*What you should do*:
Copy each line holding the string "volume".

----

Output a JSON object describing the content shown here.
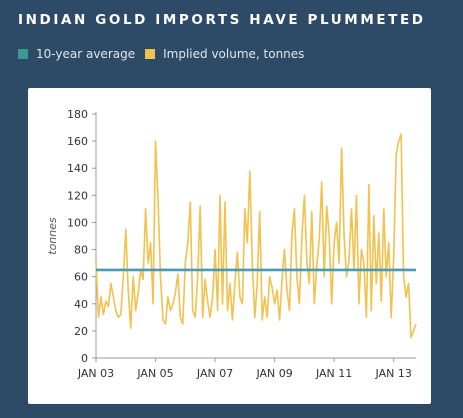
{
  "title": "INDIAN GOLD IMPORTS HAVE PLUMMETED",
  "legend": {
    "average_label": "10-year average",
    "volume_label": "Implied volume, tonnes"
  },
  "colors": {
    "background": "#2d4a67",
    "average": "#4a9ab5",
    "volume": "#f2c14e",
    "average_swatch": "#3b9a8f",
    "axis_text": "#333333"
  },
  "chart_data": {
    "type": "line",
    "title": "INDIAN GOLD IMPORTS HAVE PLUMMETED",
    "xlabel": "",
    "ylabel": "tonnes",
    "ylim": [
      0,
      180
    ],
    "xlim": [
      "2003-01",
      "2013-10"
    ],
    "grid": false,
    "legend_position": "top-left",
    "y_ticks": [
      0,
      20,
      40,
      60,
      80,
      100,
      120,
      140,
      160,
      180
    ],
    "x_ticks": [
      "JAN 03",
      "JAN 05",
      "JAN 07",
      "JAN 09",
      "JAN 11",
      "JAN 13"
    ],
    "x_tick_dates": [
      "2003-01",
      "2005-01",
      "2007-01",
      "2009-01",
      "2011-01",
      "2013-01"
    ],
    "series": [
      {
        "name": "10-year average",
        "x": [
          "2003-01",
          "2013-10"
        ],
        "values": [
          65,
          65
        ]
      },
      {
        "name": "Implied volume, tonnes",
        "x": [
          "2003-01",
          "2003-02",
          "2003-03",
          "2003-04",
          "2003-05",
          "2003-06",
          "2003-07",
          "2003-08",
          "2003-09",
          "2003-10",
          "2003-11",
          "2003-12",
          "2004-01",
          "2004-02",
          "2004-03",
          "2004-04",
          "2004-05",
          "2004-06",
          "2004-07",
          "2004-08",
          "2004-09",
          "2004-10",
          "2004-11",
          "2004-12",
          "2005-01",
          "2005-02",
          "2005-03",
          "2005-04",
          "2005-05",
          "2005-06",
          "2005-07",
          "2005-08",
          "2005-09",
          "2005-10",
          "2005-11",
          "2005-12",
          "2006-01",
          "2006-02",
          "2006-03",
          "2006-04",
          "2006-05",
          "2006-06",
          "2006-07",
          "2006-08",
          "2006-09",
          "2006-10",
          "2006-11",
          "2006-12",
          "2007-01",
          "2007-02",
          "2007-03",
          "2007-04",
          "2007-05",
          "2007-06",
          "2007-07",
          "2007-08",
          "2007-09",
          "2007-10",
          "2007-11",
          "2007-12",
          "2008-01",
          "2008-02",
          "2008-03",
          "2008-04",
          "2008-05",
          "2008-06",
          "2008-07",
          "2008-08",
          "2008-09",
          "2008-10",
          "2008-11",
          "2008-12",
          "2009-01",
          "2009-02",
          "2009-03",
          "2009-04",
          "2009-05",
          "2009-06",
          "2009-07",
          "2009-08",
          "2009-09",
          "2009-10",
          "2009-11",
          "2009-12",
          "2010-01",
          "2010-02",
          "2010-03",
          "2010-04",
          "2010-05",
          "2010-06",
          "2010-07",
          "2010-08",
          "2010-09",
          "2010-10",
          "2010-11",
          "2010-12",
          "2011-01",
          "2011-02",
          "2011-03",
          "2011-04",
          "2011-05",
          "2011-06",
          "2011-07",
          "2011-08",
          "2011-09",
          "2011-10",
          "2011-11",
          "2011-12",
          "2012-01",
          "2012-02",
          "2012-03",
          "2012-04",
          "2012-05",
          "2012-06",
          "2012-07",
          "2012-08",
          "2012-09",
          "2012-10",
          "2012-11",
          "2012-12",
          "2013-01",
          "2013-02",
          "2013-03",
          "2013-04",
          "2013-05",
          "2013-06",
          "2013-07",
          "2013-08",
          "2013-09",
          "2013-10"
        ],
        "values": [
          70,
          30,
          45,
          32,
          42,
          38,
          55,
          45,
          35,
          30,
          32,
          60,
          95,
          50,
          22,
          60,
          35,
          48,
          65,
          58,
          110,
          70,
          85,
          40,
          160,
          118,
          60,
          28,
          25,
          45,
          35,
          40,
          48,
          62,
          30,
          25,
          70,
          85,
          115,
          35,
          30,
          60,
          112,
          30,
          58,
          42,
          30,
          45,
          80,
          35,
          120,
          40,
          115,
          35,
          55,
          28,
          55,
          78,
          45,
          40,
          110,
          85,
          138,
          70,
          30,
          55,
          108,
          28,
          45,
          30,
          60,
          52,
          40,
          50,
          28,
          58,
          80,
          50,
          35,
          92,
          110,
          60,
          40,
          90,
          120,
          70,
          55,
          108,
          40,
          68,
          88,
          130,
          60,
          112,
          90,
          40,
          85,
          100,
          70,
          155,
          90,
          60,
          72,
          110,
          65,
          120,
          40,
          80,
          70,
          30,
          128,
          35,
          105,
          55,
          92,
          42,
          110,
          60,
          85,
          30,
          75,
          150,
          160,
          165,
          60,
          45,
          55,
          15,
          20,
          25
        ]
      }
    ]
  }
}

----

*Task output*:
    "volume_label": "Implied volume, tonnes"
    "volume": "#f2c14e",
        "name": "Implied volume, tonnes",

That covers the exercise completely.